What is asked: Repeat each line exactly, leaving nothing out.

═══ Source data

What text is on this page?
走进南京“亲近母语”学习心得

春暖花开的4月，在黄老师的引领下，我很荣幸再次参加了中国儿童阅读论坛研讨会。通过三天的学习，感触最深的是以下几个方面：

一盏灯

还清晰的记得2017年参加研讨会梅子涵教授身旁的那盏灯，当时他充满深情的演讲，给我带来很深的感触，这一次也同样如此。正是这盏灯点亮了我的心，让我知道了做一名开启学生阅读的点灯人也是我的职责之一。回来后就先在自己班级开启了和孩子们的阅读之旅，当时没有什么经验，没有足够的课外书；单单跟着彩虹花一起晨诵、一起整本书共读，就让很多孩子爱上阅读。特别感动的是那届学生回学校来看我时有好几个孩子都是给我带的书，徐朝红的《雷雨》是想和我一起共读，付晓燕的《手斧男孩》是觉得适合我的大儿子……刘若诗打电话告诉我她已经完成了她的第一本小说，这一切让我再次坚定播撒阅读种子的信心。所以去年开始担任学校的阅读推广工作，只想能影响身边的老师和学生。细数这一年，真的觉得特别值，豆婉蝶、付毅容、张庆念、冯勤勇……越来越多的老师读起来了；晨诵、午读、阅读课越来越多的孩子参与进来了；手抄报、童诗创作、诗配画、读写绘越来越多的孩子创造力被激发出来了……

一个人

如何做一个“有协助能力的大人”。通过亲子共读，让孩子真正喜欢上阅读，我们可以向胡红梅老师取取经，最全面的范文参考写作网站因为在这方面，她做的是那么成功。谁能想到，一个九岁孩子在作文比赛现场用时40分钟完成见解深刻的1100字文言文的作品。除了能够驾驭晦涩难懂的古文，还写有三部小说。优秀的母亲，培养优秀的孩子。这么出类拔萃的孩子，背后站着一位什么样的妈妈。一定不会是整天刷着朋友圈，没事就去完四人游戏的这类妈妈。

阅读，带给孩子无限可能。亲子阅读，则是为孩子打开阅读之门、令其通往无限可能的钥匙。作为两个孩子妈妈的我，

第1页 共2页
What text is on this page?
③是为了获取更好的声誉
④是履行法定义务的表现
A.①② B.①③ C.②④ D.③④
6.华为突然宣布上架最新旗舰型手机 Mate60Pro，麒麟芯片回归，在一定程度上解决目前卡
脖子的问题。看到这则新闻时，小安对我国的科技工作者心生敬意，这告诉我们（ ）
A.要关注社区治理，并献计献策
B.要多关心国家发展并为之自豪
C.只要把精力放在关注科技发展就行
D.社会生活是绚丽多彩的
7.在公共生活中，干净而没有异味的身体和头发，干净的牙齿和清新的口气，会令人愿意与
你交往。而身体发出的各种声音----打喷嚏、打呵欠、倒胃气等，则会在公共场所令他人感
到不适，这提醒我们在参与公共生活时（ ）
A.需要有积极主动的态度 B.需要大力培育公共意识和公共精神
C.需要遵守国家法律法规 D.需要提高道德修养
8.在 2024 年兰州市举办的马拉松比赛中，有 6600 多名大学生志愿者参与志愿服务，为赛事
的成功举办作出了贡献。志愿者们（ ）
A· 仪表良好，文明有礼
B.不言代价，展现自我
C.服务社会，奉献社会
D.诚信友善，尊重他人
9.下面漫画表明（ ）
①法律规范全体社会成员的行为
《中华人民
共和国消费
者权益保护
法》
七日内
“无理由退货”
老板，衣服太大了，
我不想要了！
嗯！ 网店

══════

Response to this task:
What text is on this page?
走进南京“亲近母语”学习心得

春暖花开的4月，在黄老师的引领下，我很荣幸再次参加了中国儿童阅读论坛研讨会。通过三天的学习，感触最深的是以下几个方面：

一盏灯

还清晰的记得2017年参加研讨会梅子涵教授身旁的那盏灯，当时他充满深情的演讲，给我带来很深的感触，这一次也同样如此。正是这盏灯点亮了我的心，让我知道了做一名开启学生阅读的点灯人也是我的职责之一。回来后就先在自己班级开启了和孩子们的阅读之旅，当时没有什么经验，没有足够的课外书；单单跟着彩虹花一起晨诵、一起整本书共读，就让很多孩子爱上阅读。特别感动的是那届学生回学校来看我时有好几个孩子都是给我带的书，徐朝红的《雷雨》是想和我一起共读，付晓燕的《手斧男孩》是觉得适合我的大儿子……刘若诗打电话告诉我她已经完成了她的第一本小说，这一切让我再次坚定播撒阅读种子的信心。所以去年开始担任学校的阅读推广工作，只想能影响身边的老师和学生。细数这一年，真的觉得特别值，豆婉蝶、付毅容、张庆念、冯勤勇……越来越多的老师读起来了；晨诵、午读、阅读课越来越多的孩子参与进来了；手抄报、童诗创作、诗配画、读写绘越来越多的孩子创造力被激发出来了……

一个人

如何做一个“有协助能力的大人”。通过亲子共读，让孩子真正喜欢上阅读，我们可以向胡红梅老师取取经，最全面的范文参考写作网站因为在这方面，她做的是那么成功。谁能想到，一个九岁孩子在作文比赛现场用时40分钟完成见解深刻的1100字文言文的作品。除了能够驾驭晦涩难懂的古文，还写有三部小说。优秀的母亲，培养优秀的孩子。这么出类拔萃的孩子，背后站着一位什么样的妈妈。一定不会是整天刷着朋友圈，没事就去完四人游戏的这类妈妈。

阅读，带给孩子无限可能。亲子阅读，则是为孩子打开阅读之门、令其通往无限可能的钥匙。作为两个孩子妈妈的我，

第1页 共2页
What text is on this page?
③是为了获取更好的声誉
④是履行法定义务的表现
A.①② B.①③ C.②④ D.③④
6.华为突然宣布上架最新旗舰型手机 Mate60Pro，麒麟芯片回归，在一定程度上解决目前卡
脖子的问题。看到这则新闻时，小安对我国的科技工作者心生敬意，这告诉我们（ ）
A.要关注社区治理，并献计献策
B.要多关心国家发展并为之自豪
C.只要把精力放在关注科技发展就行
D.社会生活是绚丽多彩的
7.在公共生活中，干净而没有异味的身体和头发，干净的牙齿和清新的口气，会令人愿意与
你交往。而身体发出的各种声音----打喷嚏、打呵欠、倒胃气等，则会在公共场所令他人感
到不适，这提醒我们在参与公共生活时（ ）
A.需要有积极主动的态度 B.需要大力培育公共意识和公共精神
C.需要遵守国家法律法规 D.需要提高道德修养
8.在 2024 年兰州市举办的马拉松比赛中，有 6600 多名大学生志愿者参与志愿服务，为赛事
的成功举办作出了贡献。志愿者们（ ）
A· 仪表良好，文明有礼
B.不言代价，展现自我
C.服务社会，奉献社会
D.诚信友善，尊重他人
9.下面漫画表明（ ）
①法律规范全体社会成员的行为
《中华人民
共和国消费
者权益保护
法》
七日内
“无理由退货”
老板，衣服太大了，
我不想要了！
嗯！ 网店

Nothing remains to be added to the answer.